# Items
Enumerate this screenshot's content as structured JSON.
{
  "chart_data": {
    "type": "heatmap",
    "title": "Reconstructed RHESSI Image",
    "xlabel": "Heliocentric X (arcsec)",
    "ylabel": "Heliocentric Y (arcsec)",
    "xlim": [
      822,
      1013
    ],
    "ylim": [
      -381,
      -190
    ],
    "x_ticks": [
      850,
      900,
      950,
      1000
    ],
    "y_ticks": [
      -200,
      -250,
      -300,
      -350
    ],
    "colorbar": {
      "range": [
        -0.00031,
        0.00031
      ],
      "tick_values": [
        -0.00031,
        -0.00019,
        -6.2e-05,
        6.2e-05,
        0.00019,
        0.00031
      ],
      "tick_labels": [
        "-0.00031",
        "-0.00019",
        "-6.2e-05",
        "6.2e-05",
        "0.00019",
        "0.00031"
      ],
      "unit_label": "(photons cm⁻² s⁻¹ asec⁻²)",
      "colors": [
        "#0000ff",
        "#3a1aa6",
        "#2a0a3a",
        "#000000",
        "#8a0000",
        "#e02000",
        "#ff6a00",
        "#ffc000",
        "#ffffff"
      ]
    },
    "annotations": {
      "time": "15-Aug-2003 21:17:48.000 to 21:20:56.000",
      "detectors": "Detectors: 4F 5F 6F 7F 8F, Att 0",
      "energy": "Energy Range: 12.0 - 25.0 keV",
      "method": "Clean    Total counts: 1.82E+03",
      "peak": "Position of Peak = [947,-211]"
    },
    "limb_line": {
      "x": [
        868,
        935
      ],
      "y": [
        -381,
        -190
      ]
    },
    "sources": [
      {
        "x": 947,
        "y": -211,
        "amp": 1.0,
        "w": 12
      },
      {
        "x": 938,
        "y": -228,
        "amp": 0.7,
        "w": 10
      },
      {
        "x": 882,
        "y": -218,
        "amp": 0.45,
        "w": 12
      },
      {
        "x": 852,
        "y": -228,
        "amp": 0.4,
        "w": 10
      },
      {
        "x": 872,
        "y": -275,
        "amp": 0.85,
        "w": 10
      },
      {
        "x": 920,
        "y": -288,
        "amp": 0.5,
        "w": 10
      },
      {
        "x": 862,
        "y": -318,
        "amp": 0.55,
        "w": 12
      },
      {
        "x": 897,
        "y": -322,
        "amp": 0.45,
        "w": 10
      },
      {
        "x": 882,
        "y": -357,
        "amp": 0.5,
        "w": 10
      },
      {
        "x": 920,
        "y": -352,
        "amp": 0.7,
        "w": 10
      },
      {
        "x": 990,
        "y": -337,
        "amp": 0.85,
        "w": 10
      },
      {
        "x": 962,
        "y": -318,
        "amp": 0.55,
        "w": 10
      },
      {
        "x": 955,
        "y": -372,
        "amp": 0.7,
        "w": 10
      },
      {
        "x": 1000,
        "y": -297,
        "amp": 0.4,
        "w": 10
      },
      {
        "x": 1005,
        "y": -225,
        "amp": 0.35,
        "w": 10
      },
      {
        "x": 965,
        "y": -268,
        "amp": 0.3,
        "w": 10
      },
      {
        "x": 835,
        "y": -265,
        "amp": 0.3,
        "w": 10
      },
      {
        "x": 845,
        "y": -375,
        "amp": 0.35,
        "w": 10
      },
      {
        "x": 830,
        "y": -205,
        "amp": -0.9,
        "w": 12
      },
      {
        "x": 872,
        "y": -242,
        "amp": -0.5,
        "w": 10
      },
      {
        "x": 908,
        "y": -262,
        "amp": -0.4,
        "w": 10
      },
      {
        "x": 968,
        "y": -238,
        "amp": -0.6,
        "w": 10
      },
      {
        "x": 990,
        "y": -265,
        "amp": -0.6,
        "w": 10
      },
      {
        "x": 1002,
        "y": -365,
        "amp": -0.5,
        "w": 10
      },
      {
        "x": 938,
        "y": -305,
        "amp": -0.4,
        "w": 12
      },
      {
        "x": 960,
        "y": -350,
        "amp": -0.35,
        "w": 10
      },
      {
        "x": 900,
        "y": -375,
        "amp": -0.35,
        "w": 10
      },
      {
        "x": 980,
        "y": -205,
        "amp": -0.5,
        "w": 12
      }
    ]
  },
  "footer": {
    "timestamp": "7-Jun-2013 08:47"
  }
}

---

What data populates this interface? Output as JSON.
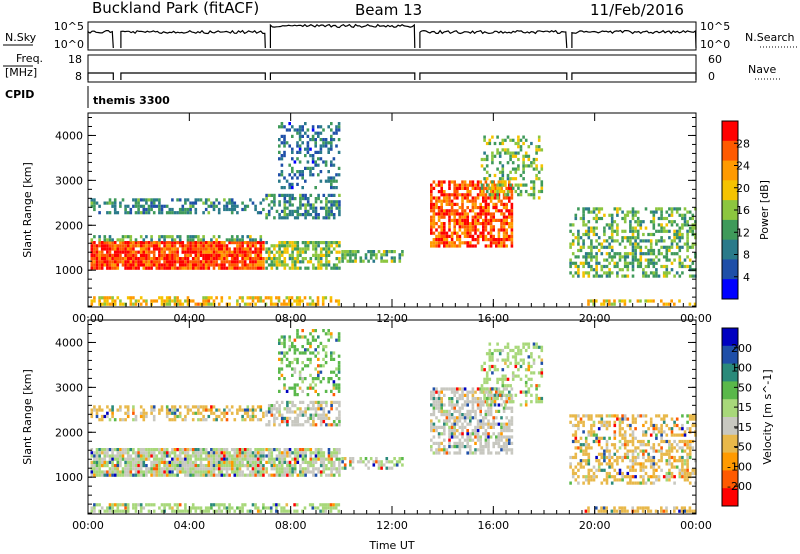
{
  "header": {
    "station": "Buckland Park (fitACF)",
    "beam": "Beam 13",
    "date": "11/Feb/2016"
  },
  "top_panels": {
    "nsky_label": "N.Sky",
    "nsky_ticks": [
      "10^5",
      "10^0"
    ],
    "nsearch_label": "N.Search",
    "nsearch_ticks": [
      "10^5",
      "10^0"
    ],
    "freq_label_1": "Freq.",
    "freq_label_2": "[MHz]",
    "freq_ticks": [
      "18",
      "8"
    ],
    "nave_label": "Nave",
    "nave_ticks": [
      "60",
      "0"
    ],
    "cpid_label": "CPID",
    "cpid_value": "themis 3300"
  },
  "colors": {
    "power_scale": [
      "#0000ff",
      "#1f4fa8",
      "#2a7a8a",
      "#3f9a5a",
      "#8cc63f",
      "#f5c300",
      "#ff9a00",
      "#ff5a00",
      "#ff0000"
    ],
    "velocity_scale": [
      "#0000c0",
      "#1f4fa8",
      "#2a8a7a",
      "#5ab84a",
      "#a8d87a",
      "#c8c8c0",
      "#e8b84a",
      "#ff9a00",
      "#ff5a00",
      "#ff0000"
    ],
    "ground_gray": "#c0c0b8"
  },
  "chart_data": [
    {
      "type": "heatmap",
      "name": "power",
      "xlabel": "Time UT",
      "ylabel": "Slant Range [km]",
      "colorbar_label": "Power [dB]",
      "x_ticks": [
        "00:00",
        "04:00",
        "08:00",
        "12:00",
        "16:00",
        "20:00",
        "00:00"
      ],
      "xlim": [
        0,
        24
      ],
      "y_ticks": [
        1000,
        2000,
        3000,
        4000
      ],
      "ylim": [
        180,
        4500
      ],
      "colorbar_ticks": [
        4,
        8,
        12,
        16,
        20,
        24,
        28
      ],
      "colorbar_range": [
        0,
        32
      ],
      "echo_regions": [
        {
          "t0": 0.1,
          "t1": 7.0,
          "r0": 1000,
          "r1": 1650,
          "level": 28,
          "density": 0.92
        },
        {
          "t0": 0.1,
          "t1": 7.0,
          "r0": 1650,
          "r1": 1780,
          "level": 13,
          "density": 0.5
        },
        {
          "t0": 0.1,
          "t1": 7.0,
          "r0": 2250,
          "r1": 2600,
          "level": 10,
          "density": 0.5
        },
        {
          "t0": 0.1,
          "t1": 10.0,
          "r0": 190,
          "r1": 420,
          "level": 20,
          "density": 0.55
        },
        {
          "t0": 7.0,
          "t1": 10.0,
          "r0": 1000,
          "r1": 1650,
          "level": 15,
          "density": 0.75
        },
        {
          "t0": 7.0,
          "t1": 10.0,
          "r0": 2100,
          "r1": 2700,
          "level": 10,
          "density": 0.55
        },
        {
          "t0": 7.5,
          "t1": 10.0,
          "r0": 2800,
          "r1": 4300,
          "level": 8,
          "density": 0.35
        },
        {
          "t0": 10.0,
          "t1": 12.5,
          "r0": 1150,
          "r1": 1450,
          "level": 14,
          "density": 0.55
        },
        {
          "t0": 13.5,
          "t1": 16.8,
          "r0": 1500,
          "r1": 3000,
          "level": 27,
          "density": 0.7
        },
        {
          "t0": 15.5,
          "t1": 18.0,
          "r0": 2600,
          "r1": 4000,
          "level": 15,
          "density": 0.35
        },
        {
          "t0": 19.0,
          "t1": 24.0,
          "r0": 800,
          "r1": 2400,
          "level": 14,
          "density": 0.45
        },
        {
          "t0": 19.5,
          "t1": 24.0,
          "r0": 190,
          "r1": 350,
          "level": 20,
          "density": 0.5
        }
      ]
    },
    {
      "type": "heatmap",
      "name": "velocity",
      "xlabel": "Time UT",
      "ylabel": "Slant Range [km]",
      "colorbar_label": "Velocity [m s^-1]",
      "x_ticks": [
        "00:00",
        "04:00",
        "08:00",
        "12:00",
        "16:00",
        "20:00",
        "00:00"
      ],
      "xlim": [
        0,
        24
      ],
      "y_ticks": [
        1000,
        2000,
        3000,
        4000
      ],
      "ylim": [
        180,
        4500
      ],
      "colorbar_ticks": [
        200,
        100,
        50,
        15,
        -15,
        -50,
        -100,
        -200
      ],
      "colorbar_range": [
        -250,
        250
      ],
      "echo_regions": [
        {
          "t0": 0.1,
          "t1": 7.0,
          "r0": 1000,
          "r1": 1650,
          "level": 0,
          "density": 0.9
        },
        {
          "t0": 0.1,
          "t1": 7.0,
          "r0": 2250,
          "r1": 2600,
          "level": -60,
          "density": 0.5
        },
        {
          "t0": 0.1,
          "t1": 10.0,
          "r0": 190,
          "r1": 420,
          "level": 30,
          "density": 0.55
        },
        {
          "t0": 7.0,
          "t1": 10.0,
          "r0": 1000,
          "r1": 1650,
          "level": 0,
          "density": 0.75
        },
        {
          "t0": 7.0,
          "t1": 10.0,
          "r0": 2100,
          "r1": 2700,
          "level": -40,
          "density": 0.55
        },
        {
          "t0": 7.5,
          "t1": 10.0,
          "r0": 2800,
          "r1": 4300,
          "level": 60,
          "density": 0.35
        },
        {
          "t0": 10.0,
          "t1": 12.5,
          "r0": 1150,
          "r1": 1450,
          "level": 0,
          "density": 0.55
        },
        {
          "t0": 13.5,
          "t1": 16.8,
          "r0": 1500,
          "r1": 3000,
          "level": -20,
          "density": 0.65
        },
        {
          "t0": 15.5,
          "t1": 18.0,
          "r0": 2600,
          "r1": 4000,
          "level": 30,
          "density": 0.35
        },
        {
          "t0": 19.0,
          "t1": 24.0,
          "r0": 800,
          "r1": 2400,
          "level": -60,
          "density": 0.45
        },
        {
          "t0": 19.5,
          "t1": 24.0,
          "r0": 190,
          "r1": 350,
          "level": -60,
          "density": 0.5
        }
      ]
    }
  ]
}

# Goal of the exercise
Go through the records and pull out each line that includes the word "Heliocentric".

# Task answer
    "xlabel": "Heliocentric X (arcsec)",
    "ylabel": "Heliocentric Y (arcsec)",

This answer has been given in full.